_Task directions_
Exactly repeat the full listing that follows.

_Input records_
· · · ·

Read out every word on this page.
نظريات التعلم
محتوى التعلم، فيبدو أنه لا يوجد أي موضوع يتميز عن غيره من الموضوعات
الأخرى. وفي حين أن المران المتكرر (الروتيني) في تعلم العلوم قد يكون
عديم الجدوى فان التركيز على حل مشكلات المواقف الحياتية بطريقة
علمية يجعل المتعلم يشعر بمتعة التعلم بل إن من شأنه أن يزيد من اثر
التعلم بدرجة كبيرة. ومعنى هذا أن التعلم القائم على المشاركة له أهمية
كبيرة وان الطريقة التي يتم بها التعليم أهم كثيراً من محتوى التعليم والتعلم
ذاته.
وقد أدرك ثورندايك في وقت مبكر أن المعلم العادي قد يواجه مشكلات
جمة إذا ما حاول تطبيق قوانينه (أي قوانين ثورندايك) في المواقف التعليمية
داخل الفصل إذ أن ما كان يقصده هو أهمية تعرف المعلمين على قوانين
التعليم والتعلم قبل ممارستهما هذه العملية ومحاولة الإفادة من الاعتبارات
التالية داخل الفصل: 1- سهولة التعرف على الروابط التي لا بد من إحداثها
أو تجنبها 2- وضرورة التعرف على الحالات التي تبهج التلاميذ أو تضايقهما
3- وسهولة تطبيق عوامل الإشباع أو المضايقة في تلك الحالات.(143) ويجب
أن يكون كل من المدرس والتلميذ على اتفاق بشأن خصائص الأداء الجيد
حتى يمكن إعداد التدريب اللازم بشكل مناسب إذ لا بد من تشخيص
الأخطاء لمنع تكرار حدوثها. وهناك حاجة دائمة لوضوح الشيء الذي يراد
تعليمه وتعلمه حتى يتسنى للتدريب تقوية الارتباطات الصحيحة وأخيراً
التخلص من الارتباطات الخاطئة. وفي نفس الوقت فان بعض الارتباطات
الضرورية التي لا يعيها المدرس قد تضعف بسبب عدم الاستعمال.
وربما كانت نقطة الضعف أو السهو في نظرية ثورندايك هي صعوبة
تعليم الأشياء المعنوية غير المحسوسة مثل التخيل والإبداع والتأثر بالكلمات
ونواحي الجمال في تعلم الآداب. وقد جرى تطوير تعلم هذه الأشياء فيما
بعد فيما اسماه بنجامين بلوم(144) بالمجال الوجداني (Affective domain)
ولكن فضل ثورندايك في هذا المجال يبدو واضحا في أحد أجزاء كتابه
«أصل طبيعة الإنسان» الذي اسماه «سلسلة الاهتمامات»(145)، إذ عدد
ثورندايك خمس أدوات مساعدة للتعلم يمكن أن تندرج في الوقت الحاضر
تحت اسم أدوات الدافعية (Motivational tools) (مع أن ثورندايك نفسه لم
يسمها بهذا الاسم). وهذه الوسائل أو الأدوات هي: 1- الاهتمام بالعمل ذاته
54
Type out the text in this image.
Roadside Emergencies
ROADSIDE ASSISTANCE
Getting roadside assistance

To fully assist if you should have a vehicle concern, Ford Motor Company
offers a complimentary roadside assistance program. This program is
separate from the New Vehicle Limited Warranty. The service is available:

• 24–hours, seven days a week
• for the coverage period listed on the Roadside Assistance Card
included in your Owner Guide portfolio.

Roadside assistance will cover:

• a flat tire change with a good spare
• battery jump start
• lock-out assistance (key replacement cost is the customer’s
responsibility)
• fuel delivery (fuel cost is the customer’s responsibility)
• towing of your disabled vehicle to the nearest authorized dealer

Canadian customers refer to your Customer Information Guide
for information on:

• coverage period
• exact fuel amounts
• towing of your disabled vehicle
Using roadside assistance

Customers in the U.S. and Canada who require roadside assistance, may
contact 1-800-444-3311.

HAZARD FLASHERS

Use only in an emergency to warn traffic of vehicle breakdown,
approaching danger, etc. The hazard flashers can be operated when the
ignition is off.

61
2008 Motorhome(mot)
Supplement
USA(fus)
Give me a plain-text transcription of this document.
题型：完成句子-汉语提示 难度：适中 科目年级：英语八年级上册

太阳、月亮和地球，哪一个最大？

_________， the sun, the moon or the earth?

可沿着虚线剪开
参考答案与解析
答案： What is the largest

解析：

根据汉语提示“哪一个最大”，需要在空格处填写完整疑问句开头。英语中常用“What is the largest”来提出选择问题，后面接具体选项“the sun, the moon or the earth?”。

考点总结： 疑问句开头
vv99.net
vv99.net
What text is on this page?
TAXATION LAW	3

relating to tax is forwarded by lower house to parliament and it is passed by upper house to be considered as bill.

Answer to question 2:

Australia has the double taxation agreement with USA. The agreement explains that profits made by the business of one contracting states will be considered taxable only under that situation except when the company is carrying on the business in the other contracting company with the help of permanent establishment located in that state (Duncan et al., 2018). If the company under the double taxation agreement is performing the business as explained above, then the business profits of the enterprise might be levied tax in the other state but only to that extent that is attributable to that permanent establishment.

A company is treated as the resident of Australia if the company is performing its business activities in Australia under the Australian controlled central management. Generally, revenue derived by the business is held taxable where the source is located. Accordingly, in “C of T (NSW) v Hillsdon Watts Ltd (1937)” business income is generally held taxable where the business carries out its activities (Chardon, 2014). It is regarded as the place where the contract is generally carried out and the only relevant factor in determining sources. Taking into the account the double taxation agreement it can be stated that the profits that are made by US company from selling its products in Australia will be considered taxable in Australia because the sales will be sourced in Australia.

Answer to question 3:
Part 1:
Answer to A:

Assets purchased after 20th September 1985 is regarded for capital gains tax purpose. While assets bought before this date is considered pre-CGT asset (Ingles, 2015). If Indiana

· · · ·

_Problem solution_
Read out every word on this page.
نظريات التعلم
محتوى التعلم، فيبدو أنه لا يوجد أي موضوع يتميز عن غيره من الموضوعات
الأخرى. وفي حين أن المران المتكرر (الروتيني) في تعلم العلوم قد يكون
عديم الجدوى فان التركيز على حل مشكلات المواقف الحياتية بطريقة
علمية يجعل المتعلم يشعر بمتعة التعلم بل إن من شأنه أن يزيد من اثر
التعلم بدرجة كبيرة. ومعنى هذا أن التعلم القائم على المشاركة له أهمية
كبيرة وان الطريقة التي يتم بها التعليم أهم كثيراً من محتوى التعليم والتعلم
ذاته.
وقد أدرك ثورندايك في وقت مبكر أن المعلم العادي قد يواجه مشكلات
جمة إذا ما حاول تطبيق قوانينه (أي قوانين ثورندايك) في المواقف التعليمية
داخل الفصل إذ أن ما كان يقصده هو أهمية تعرف المعلمين على قوانين
التعليم والتعلم قبل ممارستهما هذه العملية ومحاولة الإفادة من الاعتبارات
التالية داخل الفصل: 1- سهولة التعرف على الروابط التي لا بد من إحداثها
أو تجنبها 2- وضرورة التعرف على الحالات التي تبهج التلاميذ أو تضايقهما
3- وسهولة تطبيق عوامل الإشباع أو المضايقة في تلك الحالات.(143) ويجب
أن يكون كل من المدرس والتلميذ على اتفاق بشأن خصائص الأداء الجيد
حتى يمكن إعداد التدريب اللازم بشكل مناسب إذ لا بد من تشخيص
الأخطاء لمنع تكرار حدوثها. وهناك حاجة دائمة لوضوح الشيء الذي يراد
تعليمه وتعلمه حتى يتسنى للتدريب تقوية الارتباطات الصحيحة وأخيراً
التخلص من الارتباطات الخاطئة. وفي نفس الوقت فان بعض الارتباطات
الضرورية التي لا يعيها المدرس قد تضعف بسبب عدم الاستعمال.
وربما كانت نقطة الضعف أو السهو في نظرية ثورندايك هي صعوبة
تعليم الأشياء المعنوية غير المحسوسة مثل التخيل والإبداع والتأثر بالكلمات
ونواحي الجمال في تعلم الآداب. وقد جرى تطوير تعلم هذه الأشياء فيما
بعد فيما اسماه بنجامين بلوم(144) بالمجال الوجداني (Affective domain)
ولكن فضل ثورندايك في هذا المجال يبدو واضحا في أحد أجزاء كتابه
«أصل طبيعة الإنسان» الذي اسماه «سلسلة الاهتمامات»(145)، إذ عدد
ثورندايك خمس أدوات مساعدة للتعلم يمكن أن تندرج في الوقت الحاضر
تحت اسم أدوات الدافعية (Motivational tools) (مع أن ثورندايك نفسه لم
يسمها بهذا الاسم). وهذه الوسائل أو الأدوات هي: 1- الاهتمام بالعمل ذاته
54
Type out the text in this image.
Roadside Emergencies
ROADSIDE ASSISTANCE
Getting roadside assistance

To fully assist if you should have a vehicle concern, Ford Motor Company
offers a complimentary roadside assistance program. This program is
separate from the New Vehicle Limited Warranty. The service is available:

• 24–hours, seven days a week
• for the coverage period listed on the Roadside Assistance Card
included in your Owner Guide portfolio.

Roadside assistance will cover:

• a flat tire change with a good spare
• battery jump start
• lock-out assistance (key replacement cost is the customer’s
responsibility)
• fuel delivery (fuel cost is the customer’s responsibility)
• towing of your disabled vehicle to the nearest authorized dealer

Canadian customers refer to your Customer Information Guide
for information on:

• coverage period
• exact fuel amounts
• towing of your disabled vehicle
Using roadside assistance

Customers in the U.S. and Canada who require roadside assistance, may
contact 1-800-444-3311.

HAZARD FLASHERS

Use only in an emergency to warn traffic of vehicle breakdown,
approaching danger, etc. The hazard flashers can be operated when the
ignition is off.

61
2008 Motorhome(mot)
Supplement
USA(fus)
Give me a plain-text transcription of this document.
题型：完成句子-汉语提示 难度：适中 科目年级：英语八年级上册

太阳、月亮和地球，哪一个最大？

_________， the sun, the moon or the earth?

可沿着虚线剪开
参考答案与解析
答案： What is the largest

解析：

根据汉语提示“哪一个最大”，需要在空格处填写完整疑问句开头。英语中常用“What is the largest”来提出选择问题，后面接具体选项“the sun, the moon or the earth?”。

考点总结： 疑问句开头
vv99.net
vv99.net
What text is on this page?
TAXATION LAW	3

relating to tax is forwarded by lower house to parliament and it is passed by upper house to be considered as bill.

Answer to question 2:

Australia has the double taxation agreement with USA. The agreement explains that profits made by the business of one contracting states will be considered taxable only under that situation except when the company is carrying on the business in the other contracting company with the help of permanent establishment located in that state (Duncan et al., 2018). If the company under the double taxation agreement is performing the business as explained above, then the business profits of the enterprise might be levied tax in the other state but only to that extent that is attributable to that permanent establishment.

A company is treated as the resident of Australia if the company is performing its business activities in Australia under the Australian controlled central management. Generally, revenue derived by the business is held taxable where the source is located. Accordingly, in “C of T (NSW) v Hillsdon Watts Ltd (1937)” business income is generally held taxable where the business carries out its activities (Chardon, 2014). It is regarded as the place where the contract is generally carried out and the only relevant factor in determining sources. Taking into the account the double taxation agreement it can be stated that the profits that are made by US company from selling its products in Australia will be considered taxable in Australia because the sales will be sourced in Australia.

Answer to question 3:
Part 1:
Answer to A:

Assets purchased after 20th September 1985 is regarded for capital gains tax purpose. While assets bought before this date is considered pre-CGT asset (Ingles, 2015). If Indiana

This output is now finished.